■ Work required ■
Using the entries that follow, give only the number of lines with the word "right" in them.
Exercise inputs section start
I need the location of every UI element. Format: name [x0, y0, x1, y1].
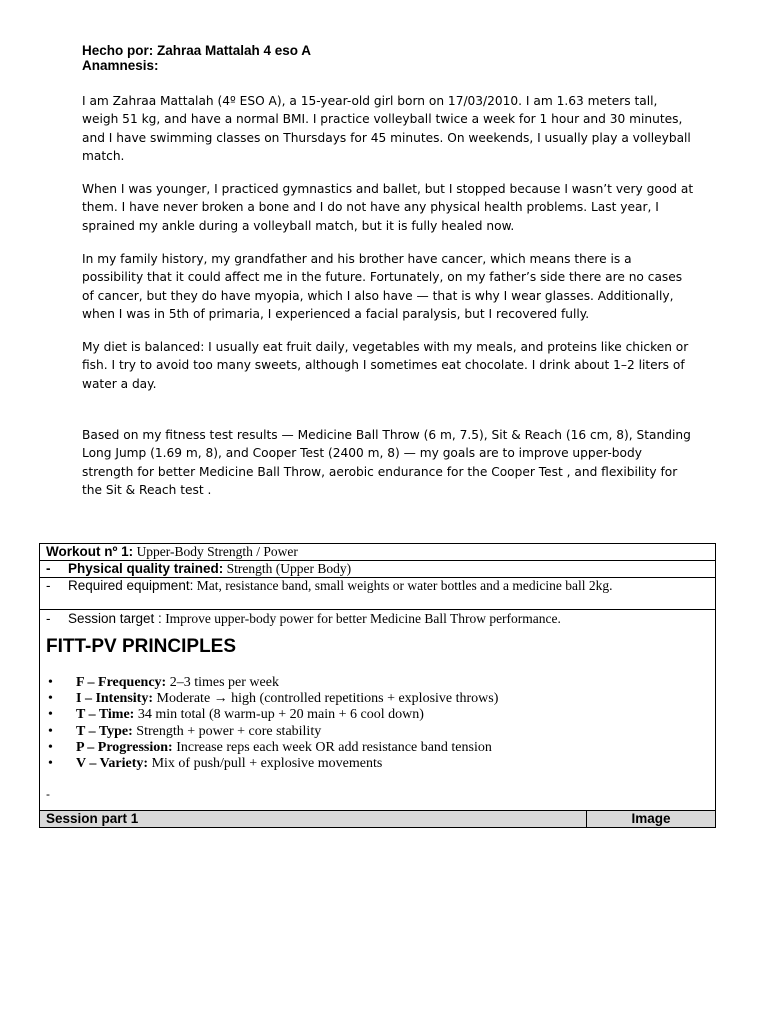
fitt-item-progression	[48, 739, 715, 756]
workout-table	[39, 543, 716, 828]
fitt-list	[46, 675, 715, 772]
fitt-item-variety	[48, 756, 715, 772]
fitt-item-frequency	[48, 675, 715, 691]
equipment-dash: -	[46, 578, 51, 593]
paragraph-diet	[82, 338, 694, 393]
fitt-value: 2–3 times per week	[169, 675, 279, 690]
fitt-label: V – Variety:	[76, 756, 149, 772]
bullet-icon: •	[48, 756, 53, 772]
section-title: Anamnesis:	[82, 58, 159, 73]
fitt-item-intensity	[48, 691, 715, 707]
paragraph-sports-history	[82, 180, 694, 235]
target-value: Improve upper-body power for better Medicine Ball Throw performance.	[165, 611, 561, 626]
quality-label: Physical quality trained:	[68, 561, 224, 576]
workout-title-row	[40, 544, 716, 561]
paragraph-personal-info	[82, 92, 694, 165]
fitt-value: 34 min total (8 warm-up + 20 main + 6 cool down)	[137, 707, 424, 723]
session-part-header: Session part 1	[40, 811, 587, 828]
workout-title-label: Workout nº 1:	[46, 544, 134, 559]
fitt-label: T – Type:	[76, 723, 133, 739]
workout-title-value: Upper-Body Strength / Power	[136, 544, 298, 559]
fitt-item-time	[48, 707, 715, 723]
paragraph-text: In my family history, my grandfather and his brother have cancer, which means there is a possibility that it could affect me in the future. Fortunately, on my father’s side there are no cases of cancer, but they do have myopia, which I also have — that is why I wear glasses. Additionally, when I was in 5th of primaria, I experienced a facial paralysis, but I recovered fully.	[82, 252, 683, 321]
fitt-value: Strength + power + core stability	[136, 723, 322, 739]
bullet-icon: •	[48, 723, 53, 739]
paragraph-text: Based on my fitness test results — Medicine Ball Throw (6 m, 7.5), Sit & Reach (16 cm, 8), Standing Long Jump (1.69 m, 8), and Cooper Test (2400 m, 8) — my goals are to improve upper-body strength for better Medicine Ball Throw, aerobic endurance for the Cooper Test , and flexibility for the Sit & Reach test .	[82, 428, 691, 497]
fitt-title: FITT-PV PRINCIPLES	[46, 636, 237, 657]
target-dash: -	[46, 611, 51, 626]
trailing-dash: -	[46, 787, 50, 802]
fitt-value: Mix of push/pull + explosive movements	[151, 756, 383, 772]
paragraph-fitness-goals	[82, 426, 694, 499]
document-header	[82, 43, 311, 73]
equipment-row	[40, 578, 716, 610]
fitt-label: F – Frequency:	[76, 675, 167, 690]
image-column-header: Image	[587, 811, 716, 828]
equipment-label: Required equipment:	[68, 578, 194, 593]
fitt-label: T – Time:	[76, 707, 135, 723]
target-label: Session target :	[68, 611, 162, 626]
paragraph-text: When I was younger, I practiced gymnastics and ballet, but I stopped because I wasn’t very good at them. I have never broken a bone and I do not have any physical health problems. Last year, I sprained my ankle during a volleyball match, but it is fully healed now.	[82, 182, 694, 233]
bullet-icon: •	[48, 675, 53, 690]
author-line: Hecho por: Zahraa Mattalah 4 eso A	[82, 43, 312, 58]
fitt-label: P – Progression:	[76, 739, 173, 755]
fitt-value: Increase reps each week OR add resistance band tension	[176, 739, 492, 755]
paragraph-family-history	[82, 250, 694, 323]
bullet-icon: •	[48, 707, 53, 723]
bullet-icon: •	[48, 739, 53, 755]
session-header-row	[40, 811, 716, 828]
fitt-value: Moderate → high (controlled repetitions + explosive throws)	[156, 691, 499, 707]
quality-row	[40, 561, 716, 578]
equipment-value: Mat, resistance band, small weights or water bottles and a medicine ball 2kg.	[196, 578, 613, 593]
quality-value: Strength (Upper Body)	[226, 561, 352, 576]
fitt-item-type	[48, 723, 715, 740]
fitt-label: I – Intensity:	[76, 691, 154, 707]
paragraph-text: My diet is balanced: I usually eat fruit daily, vegetables with my meals, and proteins like chicken or fish. I try to avoid too many sweets, although I sometimes eat chocolate. I drink about 1–2 liters of water a day.	[82, 340, 689, 391]
bullet-icon: •	[48, 691, 53, 707]
quality-dash: -	[46, 561, 51, 576]
paragraph-text: I am Zahraa Mattalah (4º ESO A), a 15-year-old girl born on 17/03/2010. I am 1.63 meters tall, weigh 51 kg, and have a normal BMI. I practice volleyball twice a week for 1 hour and 30 minutes, and I have swimming classes on Thursdays for 45 minutes. On weekends, I usually play a volleyball match.	[82, 94, 691, 163]
target-row	[40, 610, 716, 811]
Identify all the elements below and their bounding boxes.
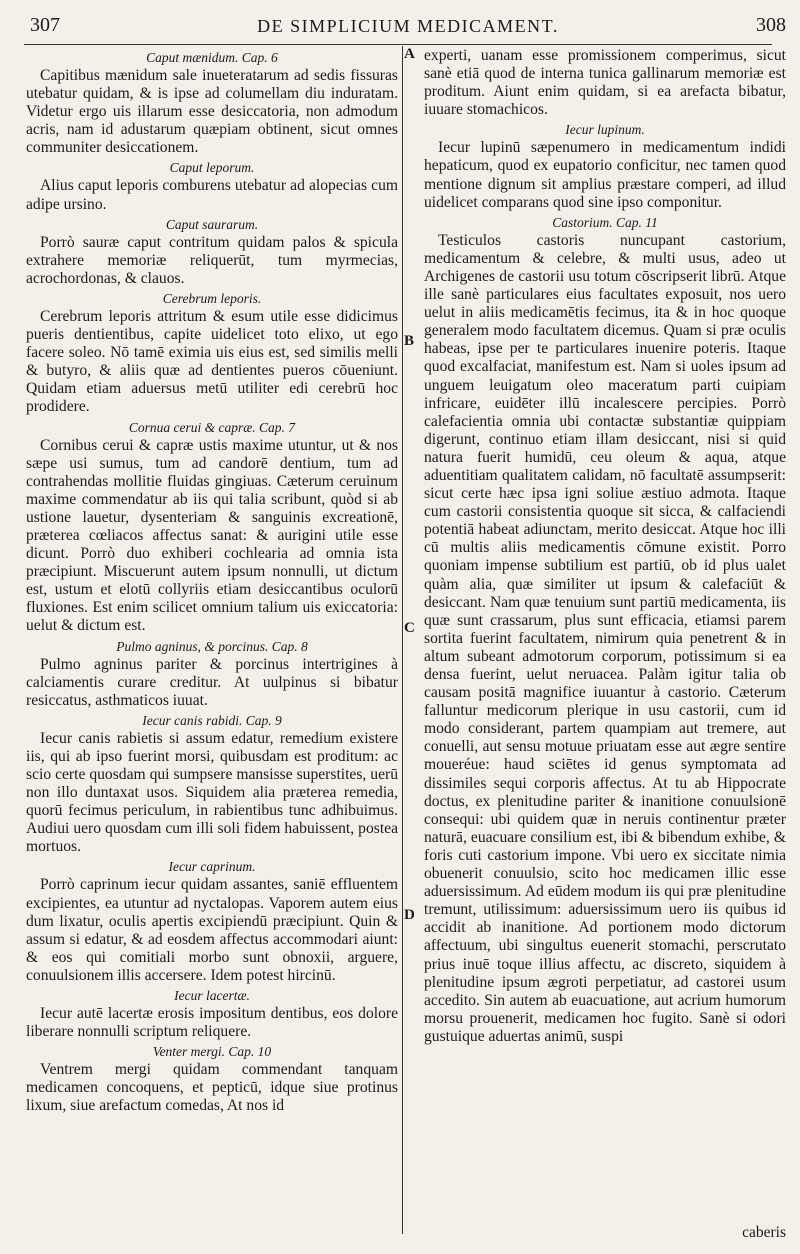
section-heading: Pulmo agninus, & porcinus. Cap. 8 <box>116 638 308 654</box>
column-divider <box>402 46 403 1234</box>
section-text: Alius caput leporis comburens utebatur ad alopecias cum adipe ursino. <box>26 177 398 213</box>
header-rule <box>24 44 772 45</box>
right-column <box>424 47 786 1244</box>
margin-letter-d: D <box>404 907 415 923</box>
section-heading: Castorium. Cap. 11 <box>552 214 658 230</box>
section-heading: Iecur lacertæ. <box>174 988 250 1004</box>
running-title: DE SIMPLICIUM MEDICAMENT. <box>257 16 559 36</box>
section-text: Cornibus cerui & capræ ustis maxime utuntur, ut & nos sæpe usi sumus, tum ad candorē dentium, tum ad contrahendas mollitie fluidas gingiuas. Cæterum ceruinum maxime commendatur ab iis qui talia scribunt, quòd si ab ustione lauetur, dysenteriam & sanguinis excreationē, præterea cœliacos affectus sanat: & aurigini utile esse dicunt. Porrò duo exhiberi cochlearia ad omnia ista præcipiunt. Miscuerunt autem ipsum nonnulli, ut dictum est, ustum et elotū collyriis etiam desiccantibus oculorū fluxiones. Est enim scilicet omnium talium uis exiccatoria: uelut & dictum est. <box>26 436 398 635</box>
section-text: Porrò sauræ caput contritum quidam palos & spicula extrahere memoriæ reliquerūt, tum myrmecias, acrochordonas, & clauos. <box>26 233 398 287</box>
section-text: Porrò caprinum iecur quidam assantes, saniē effluentem excipientes, ea utuntur ad nyctalopas. Vaporem autem eius dum lixatur, oculis apertis excipiendū præcipiunt. Quin & assum si edatur, & ad eosdem affectus accommodari aiunt: & eos qui comitiali morbo sunt obnoxii, arguere, conuulsionem illis accersere. Idem potest hircinū. <box>26 876 398 984</box>
margin-letter-c: C <box>404 620 415 636</box>
catchword: caberis <box>742 1224 786 1241</box>
section-text: Capitibus mænidum sale inueteratarum ad sedis fissuras utebatur quidam, & is ipse ad columellam diu induratam. Videtur ergo uis illarum esse desiccatoria, non admodum acris, nam id adustarum quæpiam obtinent, sicut omnes communiter desiccationem. <box>26 67 398 157</box>
section-text: Iecur autē lacertæ erosis impositum dentibus, eos dolore liberare nonnulli scriptum reliquere. <box>26 1005 398 1041</box>
section-heading: Iecur lupinum. <box>565 122 645 138</box>
section-heading: Venter mergi. Cap. 10 <box>152 1044 272 1060</box>
section-text: Iecur lupinū sæpenumero in medicamentum indidi hepaticum, quod ex eupatorio conficitur, nec tamen quod mentione dignum sit amplius præstare comperi, ad illud uidelicet comparans quod sine ipso componitur. <box>424 139 786 211</box>
page-header <box>30 14 786 42</box>
section-heading: Caput leporum. <box>169 160 255 176</box>
section-text: Pulmo agninus pariter & porcinus intertrigines à calciamentis curare creditur. At uulpinus si bibatur resiccatus, asthmaticos iuuat. <box>26 655 398 709</box>
section-text: Iecur canis rabietis si assum edatur, remedium existere iis, qui ab ipso fuerint morsi, quibusdam est proditum: ac scio certe quosdam qui sumpsere mansisse superstites, uerū non illo duntaxat usos. Siquidem alia præterea remedia, quorū fecimus periculum, in rabientibus tunc adhibuimus. Audiui uero quosdam cum illi soli fidem habuissent, postea mortuos. <box>26 729 398 856</box>
section-text: Ventrem mergi quidam commendant tanquam medicamen concoquens, et pepticū, idque siue protinus lixum, siue arefactum comedas, At nos id <box>26 1061 398 1115</box>
section-heading: Cornua cerui & capræ. Cap. 7 <box>128 419 296 435</box>
section-heading: Caput saurarum. <box>165 216 259 232</box>
section-heading: Iecur caprinum. <box>168 859 256 875</box>
section-text: Testiculos castoris nuncupant castorium, medicamentum & celebre, & multi usus, adeo ut Archigenes de castorii usu totum cōscripserit librū. Atque ille sanè particulares eius facultates exposuit, nos uero uelut in aliis medicamētis fecimus, ita & in hoc quoque generalem modo facultatem dicemus. Quam si præ oculis habeas, ipse per te particulares inuenire poteris. Itaque quod excalfaciat, manifestum est. Nam si uoles ipsum ad unguem leuigatum oleo maceratum parti cuipiam infricare, euidēter illū incalescere percipies. Porrò calefacientia omnia ubi contactæ substantiæ quippiam digerunt, continuo etiam illam desiccant, nisi si quid natura fuerit humidū, ceu oleum & aqua, atque aduentitiam qualitatem calidam, nō facultatē assumpserit: sicut certe hæc ipsa igni soliue æstiuo admota. Itaque cum castorii consistentia quoque sit sicca, & calfaciendi potentiā habeat adiunctam, merito desiccat. Atque hoc illi cū multis aliis medicamentis cōmune existit. Porro quoniam impense subtilium est partiū, ob id plus ualet quàm alia, quæ similiter ut ipsum & calefaciūt & desiccant. Nam quæ tenuium sunt partiū medicamenta, iis quæ sunt crassarum, plus sunt efficacia, etiamsi parem sortita fuerint facultatem, nimirum quia penetrent & in altum subeant admotorum corporum, potissimum si ea densa fuerint, uelut neruacea. Palàm igitur talia ob causam positā magnifice iuuantur à castorio. Cæterum falluntur medicorum plerique in usu castorii, cum id modo considerant, partem quampiam aut tremere, aut conuelli, aut sensu motuue priuatam esse aut ægre sentire moueréue: haud sciētes id genus symptomata ad dissimiles sequi corporis affectus. At tu ab Hippocrate doctus, ex plenitudine pariter & inanitione conuulsionē consequi: ubi quidem quæ in neruis continentur præter naturā, euacuare consilium est, ibi & bibendum exhibe, & foris cuti castorium impone. Vbi uero ex siccitate nimia obuenerit conuulsio, scito hoc medicamen illic esse aduersissimum. Ad eūdem modum iis qui præ plenitudine tremunt, utilissimum: aduersissimum uero iis quibus id accidit ab inanitione. Ad portionem modo dictorum affectuum, ubi singultus euenerit stomachi, perscrutato prius inuē toque illius affectu, ac discreto, siquidem à plenitudine ipsum ægroti perpetiatur, ad castorei usum accedito. Sin autem ab euacuatione, aut acrium humorum morsu prouenerit, medicamen hoc fugito. Sanè si odori gustuique aduertas animū, suspi <box>424 231 786 1045</box>
margin-letter-b: B <box>404 333 415 349</box>
section-heading: Iecur canis rabidi. Cap. 9 <box>142 712 282 728</box>
section-text: Cerebrum leporis attritum & esum utile esse didicimus pueris dentientibus, capite uidelicet toto elixo, ut ego facere soleo. Nō tamē eximia uis eius est, sed similis melli & butyro, & aliis quæ ad dentientes pueros cōueniunt. Quidam etiam aduersus metū utiliter edi cerebrū hoc prodidere. <box>26 307 398 416</box>
section-heading: Caput mænidum. Cap. 6 <box>146 50 278 65</box>
right-page-number: 308 <box>756 14 786 36</box>
left-column <box>26 47 398 1244</box>
section-text: experti, uanam esse promissionem comperimus, sicut sanè etiā quod de interna tunica gallinarum memoriæ est proditum. Aiunt enim quidam, si ea arefacta bibatur, iuuare stomachicos. <box>424 47 786 119</box>
margin-letter-a: A <box>404 46 415 62</box>
section-heading: Cerebrum leporis. <box>162 290 262 306</box>
left-page-number: 307 <box>30 14 60 36</box>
Exercise inputs section end
■ Response to this exercise ■
2